■ Stated goal 1:
In the newspaper feature, what is the name of the team Howard Elzer captains?
■ Stated goal 2:
Print the stretch of the newspaper feature from "What keeps Elzer" through "share the adventures.".

■ Selected excerpt:
Move over, Kareem. Your 16 seasons in the National Basketball Assn. are just a dribble beside Howard Elzer's 35 seasons in his league.
Elzer was a two-year basketball letterman at Beverly Hills High, where he played "mostly on the bench."
After high school he went to UCLA, where he didn't make the team, and to a Los Angeles City Recreation and Parks Department league, where he did. He spent four years at UCLA and more than a third of a century in the basketball league. He doesn't know when he'll quit. "Once I hit 40 I stopped asking myself that question," said the 52-year-old Beverly Hills businessman.
Elzer captains a team called The Place, on which the average athlete is between 35 and 40 years old. The average would be higher, "but we've got a couple of kids," Elzer said.
The old guys and the kids were city champs in 1980 and 1982, and "we've won 20 or 22 league titles. Since '59 we've won better than 70% of our games," said Elzer, a 5-foot-11-inch guard. "When we play a team for the first time, you can almost see 'em looking and figuring they've got a win. By the end of the game, they're kind of shaking their heads. We're a good ball club 'cause we play team ball."
Elzer doesn't practice much anymore. He used to have a hoop attached to his garage. "But we took down the garage when we remodeled 12 years ago," he said.
What keeps Elzer going? "Strictly the fun of it. I love the game, it's really that simple."
When Sally Vogel was 9 she dug a "fort" in a creek bank a quarter of a mile from her Santa Barbara home. "It went about three feet back," Vogel said. "I covered it with galvanized tin and dirt. It had a little niche for a candle. When my parents would leave me with a baby sitter I'd sometimes sneak over there and read, or just sit and watch the creek and the animals by moonlight. It was an adventure."
Today the junior high school teacher is drawn to adventure just as much as 40 years ago when she read Nancy Drew and watched owls and opossums from her creekside fort. But instead of keeping them secret as she did as a child, she's decided to share the adventures.

■ Source material:
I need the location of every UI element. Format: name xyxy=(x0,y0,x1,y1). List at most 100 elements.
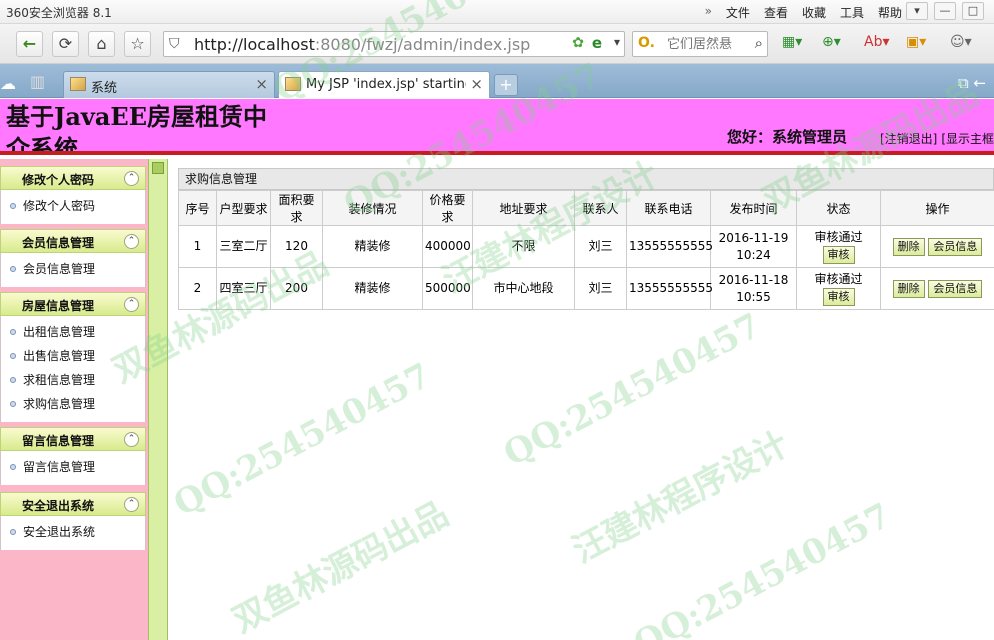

■ Task answer 1:
The Place

■ Task answer 2:
What keeps Elzer going? "Strictly the fun of it. I love the game, it's really that simple."
When Sally Vogel was 9 she dug a "fort" in a creek bank a quarter of a mile from her Santa Barbara home. "It went about three feet back," Vogel said. "I covered it with galvanized tin and dirt. It had a little niche for a candle. When my parents would leave me with a baby sitter I'd sometimes sneak over there and read, or just sit and watch the creek and the animals by moonlight. It was an adventure."
Today the junior high school teacher is drawn to adventure just as much as 40 years ago when she read Nancy Drew and watched owls and opossums from her creekside fort. But instead of keeping them secret as she did as a child, she's decided to share the adventures.